(Source records)
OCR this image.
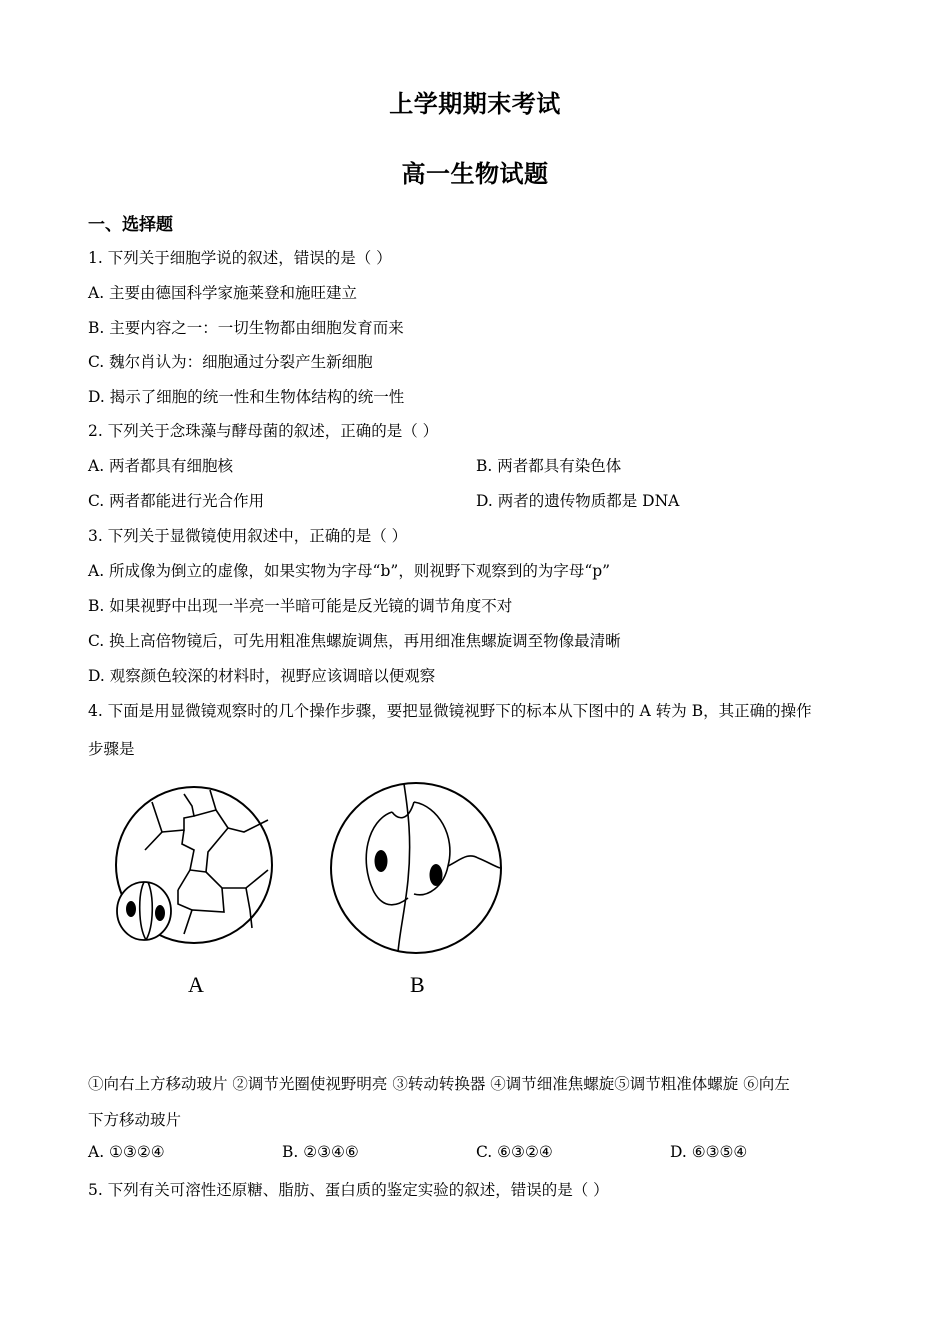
上学期期末考试
高一生物试题
一、选择题
1. 下列关于细胞学说的叙述，错误的是（ ）
A. 主要由德国科学家施莱登和施旺建立
B. 主要内容之一：一切生物都由细胞发育而来
C. 魏尔肖认为：细胞通过分裂产生新细胞
D. 揭示了细胞的统一性和生物体结构的统一性
2. 下列关于念珠藻与酵母菌的叙述，正确的是（ ）
A. 两者都具有细胞核	B. 两者都具有染色体
C. 两者都能进行光合作用	D. 两者的遗传物质都是 DNA
3. 下列关于显微镜使用叙述中，正确的是（ ）
A. 所成像为倒立的虚像，如果实物为字母“b”，则视野下观察到的为字母“p”
B. 如果视野中出现一半亮一半暗可能是反光镜的调节角度不对
C. 换上高倍物镜后，可先用粗准焦螺旋调焦，再用细准焦螺旋调至物像最清晰
D. 观察颜色较深的材料时，视野应该调暗以便观察
4. 下面是用显微镜观察时的几个操作步骤，要把显微镜视野下的标本从下图中的 A 转为 B，其正确的操作
步骤是
A	B
①向右上方移动玻片 ②调节光圈使视野明亮 ③转动转换器 ④调节细准焦螺旋⑤调节粗准体螺旋 ⑥向左
下方移动玻片
A. ①③②④	B. ②③④⑥	C. ⑥③②④	D. ⑥③⑤④
5. 下列有关可溶性还原糖、脂肪、蛋白质的鉴定实验的叙述，错误的是（ ）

▶ [What to do]
Quote the records above in full, dropping each picture.

▶ [Problem solution]
OCR this image.
上学期期末考试
高一生物试题
一、选择题
1. 下列关于细胞学说的叙述，错误的是（ ）
A. 主要由德国科学家施莱登和施旺建立
B. 主要内容之一：一切生物都由细胞发育而来
C. 魏尔肖认为：细胞通过分裂产生新细胞
D. 揭示了细胞的统一性和生物体结构的统一性
2. 下列关于念珠藻与酵母菌的叙述，正确的是（ ）
A. 两者都具有细胞核	B. 两者都具有染色体
C. 两者都能进行光合作用	D. 两者的遗传物质都是 DNA
3. 下列关于显微镜使用叙述中，正确的是（ ）
A. 所成像为倒立的虚像，如果实物为字母“b”，则视野下观察到的为字母“p”
B. 如果视野中出现一半亮一半暗可能是反光镜的调节角度不对
C. 换上高倍物镜后，可先用粗准焦螺旋调焦，再用细准焦螺旋调至物像最清晰
D. 观察颜色较深的材料时，视野应该调暗以便观察
4. 下面是用显微镜观察时的几个操作步骤，要把显微镜视野下的标本从下图中的 A 转为 B，其正确的操作
步骤是
A	B
①向右上方移动玻片 ②调节光圈使视野明亮 ③转动转换器 ④调节细准焦螺旋⑤调节粗准体螺旋 ⑥向左
下方移动玻片
A. ①③②④	B. ②③④⑥	C. ⑥③②④	D. ⑥③⑤④
5. 下列有关可溶性还原糖、脂肪、蛋白质的鉴定实验的叙述，错误的是（ ）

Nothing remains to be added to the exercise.